● Task data
***

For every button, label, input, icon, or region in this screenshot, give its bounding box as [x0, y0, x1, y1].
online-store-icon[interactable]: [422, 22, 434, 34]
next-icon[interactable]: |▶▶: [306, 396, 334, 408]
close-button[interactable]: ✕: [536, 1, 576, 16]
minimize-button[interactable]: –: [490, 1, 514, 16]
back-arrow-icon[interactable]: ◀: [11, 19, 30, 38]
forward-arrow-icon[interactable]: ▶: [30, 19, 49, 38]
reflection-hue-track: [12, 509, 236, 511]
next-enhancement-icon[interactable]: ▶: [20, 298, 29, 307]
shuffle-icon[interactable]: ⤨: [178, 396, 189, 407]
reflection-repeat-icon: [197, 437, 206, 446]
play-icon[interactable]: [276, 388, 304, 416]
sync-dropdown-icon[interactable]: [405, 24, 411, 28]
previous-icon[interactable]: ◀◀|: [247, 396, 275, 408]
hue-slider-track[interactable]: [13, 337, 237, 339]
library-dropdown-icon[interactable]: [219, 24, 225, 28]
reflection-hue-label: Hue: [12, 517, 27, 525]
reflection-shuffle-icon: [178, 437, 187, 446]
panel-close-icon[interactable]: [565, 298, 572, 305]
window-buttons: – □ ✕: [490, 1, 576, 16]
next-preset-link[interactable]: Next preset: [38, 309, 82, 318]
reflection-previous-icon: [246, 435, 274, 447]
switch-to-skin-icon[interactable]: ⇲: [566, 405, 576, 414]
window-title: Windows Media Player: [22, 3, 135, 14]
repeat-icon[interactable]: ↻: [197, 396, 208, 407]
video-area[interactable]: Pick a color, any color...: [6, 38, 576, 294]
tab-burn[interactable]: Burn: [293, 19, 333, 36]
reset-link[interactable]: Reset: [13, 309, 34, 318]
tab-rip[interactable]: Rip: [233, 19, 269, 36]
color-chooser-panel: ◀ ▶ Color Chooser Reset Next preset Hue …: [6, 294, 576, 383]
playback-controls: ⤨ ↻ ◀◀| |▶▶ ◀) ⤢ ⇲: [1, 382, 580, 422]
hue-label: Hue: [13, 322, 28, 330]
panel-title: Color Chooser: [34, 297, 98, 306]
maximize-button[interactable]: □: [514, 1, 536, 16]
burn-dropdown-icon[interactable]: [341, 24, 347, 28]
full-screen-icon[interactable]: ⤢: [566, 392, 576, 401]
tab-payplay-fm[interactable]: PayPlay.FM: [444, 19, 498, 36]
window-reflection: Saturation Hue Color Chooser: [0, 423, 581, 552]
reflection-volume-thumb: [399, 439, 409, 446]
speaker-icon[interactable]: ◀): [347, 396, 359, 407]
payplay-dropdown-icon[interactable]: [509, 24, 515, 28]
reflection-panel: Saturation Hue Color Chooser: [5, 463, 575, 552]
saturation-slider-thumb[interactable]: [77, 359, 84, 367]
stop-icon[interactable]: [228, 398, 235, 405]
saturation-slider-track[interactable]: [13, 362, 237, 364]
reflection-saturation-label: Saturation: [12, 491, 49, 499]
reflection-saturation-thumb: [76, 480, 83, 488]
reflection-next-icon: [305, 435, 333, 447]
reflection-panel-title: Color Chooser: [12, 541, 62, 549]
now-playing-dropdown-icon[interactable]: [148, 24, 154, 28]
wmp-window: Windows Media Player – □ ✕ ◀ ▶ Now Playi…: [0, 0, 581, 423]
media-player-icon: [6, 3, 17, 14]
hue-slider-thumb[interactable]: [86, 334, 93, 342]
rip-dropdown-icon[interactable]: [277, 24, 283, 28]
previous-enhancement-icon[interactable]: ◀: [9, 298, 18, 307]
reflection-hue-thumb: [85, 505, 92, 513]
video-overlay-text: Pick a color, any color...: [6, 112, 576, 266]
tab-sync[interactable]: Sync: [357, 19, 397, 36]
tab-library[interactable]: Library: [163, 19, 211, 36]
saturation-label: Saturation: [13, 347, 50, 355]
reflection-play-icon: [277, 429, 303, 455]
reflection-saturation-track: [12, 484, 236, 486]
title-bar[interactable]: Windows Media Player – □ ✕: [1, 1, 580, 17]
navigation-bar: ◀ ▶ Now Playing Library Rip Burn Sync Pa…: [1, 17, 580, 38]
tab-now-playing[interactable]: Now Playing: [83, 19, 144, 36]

***

Put every line of the listing above into a JSON list of strings, one string per line, and leave out any blank lines.

● Exercise result
[
  "For every button, label, input, icon, or region in this screenshot, give its bounding box as [x0, y0, x1, y1].",
  "online-store-icon[interactable]: [422, 22, 434, 34]",
  "next-icon[interactable]: |▶▶: [306, 396, 334, 408]",
  "close-button[interactable]: ✕: [536, 1, 576, 16]",
  "minimize-button[interactable]: –: [490, 1, 514, 16]",
  "back-arrow-icon[interactable]: ◀: [11, 19, 30, 38]",
  "forward-arrow-icon[interactable]: ▶: [30, 19, 49, 38]",
  "reflection-hue-track: [12, 509, 236, 511]",
  "next-enhancement-icon[interactable]: ▶: [20, 298, 29, 307]",
  "shuffle-icon[interactable]: ⤨: [178, 396, 189, 407]",
  "reflection-repeat-icon: [197, 437, 206, 446]",
  "play-icon[interactable]: [276, 388, 304, 416]",
  "sync-dropdown-icon[interactable]: [405, 24, 411, 28]",
  "previous-icon[interactable]: ◀◀|: [247, 396, 275, 408]",
  "hue-slider-track[interactable]: [13, 337, 237, 339]",
  "library-dropdown-icon[interactable]: [219, 24, 225, 28]",
  "reflection-hue-label: Hue: [12, 517, 27, 525]",
  "reflection-shuffle-icon: [178, 437, 187, 446]",
  "panel-close-icon[interactable]: [565, 298, 572, 305]",
  "window-buttons: – □ ✕: [490, 1, 576, 16]",
  "next-preset-link[interactable]: Next preset: [38, 309, 82, 318]",
  "reflection-previous-icon: [246, 435, 274, 447]",
  "switch-to-skin-icon[interactable]: ⇲: [566, 405, 576, 414]",
  "window-title: Windows Media Player: [22, 3, 135, 14]",
  "repeat-icon[interactable]: ↻: [197, 396, 208, 407]",
  "video-area[interactable]: Pick a color, any color...: [6, 38, 576, 294]",
  "tab-burn[interactable]: Burn: [293, 19, 333, 36]",
  "reset-link[interactable]: Reset: [13, 309, 34, 318]",
  "tab-rip[interactable]: Rip: [233, 19, 269, 36]",
  "color-chooser-panel: ◀ ▶ Color Chooser Reset Next preset Hue …: [6, 294, 576, 383]",
  "playback-controls: ⤨ ↻ ◀◀| |▶▶ ◀) ⤢ ⇲: [1, 382, 580, 422]",
  "hue-label: Hue: [13, 322, 28, 330]",
  "panel-title: Color Chooser: [34, 297, 98, 306]",
  "maximize-button[interactable]: □: [514, 1, 536, 16]",
  "burn-dropdown-icon[interactable]: [341, 24, 347, 28]",
  "full-screen-icon[interactable]: ⤢: [566, 392, 576, 401]",
  "tab-payplay-fm[interactable]: PayPlay.FM: [444, 19, 498, 36]",
  "window-reflection: Saturation Hue Color Chooser: [0, 423, 581, 552]",
  "reflection-volume-thumb: [399, 439, 409, 446]",
  "speaker-icon[interactable]: ◀): [347, 396, 359, 407]",
  "payplay-dropdown-icon[interactable]: [509, 24, 515, 28]",
  "reflection-panel: Saturation Hue Color Chooser: [5, 463, 575, 552]",
  "saturation-slider-thumb[interactable]: [77, 359, 84, 367]",
  "stop-icon[interactable]: [228, 398, 235, 405]",
  "saturation-slider-track[interactable]: [13, 362, 237, 364]",
  "reflection-saturation-label: Saturation: [12, 491, 49, 499]",
  "reflection-saturation-thumb: [76, 480, 83, 488]",
  "reflection-next-icon: [305, 435, 333, 447]",
  "reflection-panel-title: Color Chooser: [12, 541, 62, 549]",
  "now-playing-dropdown-icon[interactable]: [148, 24, 154, 28]",
  "wmp-window: Windows Media Player – □ ✕ ◀ ▶ Now Playi…: [0, 0, 581, 423]",
  "media-player-icon: [6, 3, 17, 14]",
  "hue-slider-thumb[interactable]: [86, 334, 93, 342]",
  "rip-dropdown-icon[interactable]: [277, 24, 283, 28]",
  "previous-enhancement-icon[interactable]: ◀: [9, 298, 18, 307]",
  "reflection-hue-thumb: [85, 505, 92, 513]",
  "video-overlay-text: Pick a color, any color...: [6, 112, 576, 266]",
  "tab-sync[interactable]: Sync: [357, 19, 397, 36]",
  "tab-library[interactable]: Library: [163, 19, 211, 36]",
  "saturation-label: Saturation: [13, 347, 50, 355]",
  "reflection-play-icon: [277, 429, 303, 455]",
  "reflection-saturation-track: [12, 484, 236, 486]",
  "title-bar[interactable]: Windows Media Player – □ ✕: [1, 1, 580, 17]",
  "navigation-bar: ◀ ▶ Now Playing Library Rip Burn Sync Pa…: [1, 17, 580, 38]",
  "tab-now-playing[interactable]: Now Playing: [83, 19, 144, 36]"
]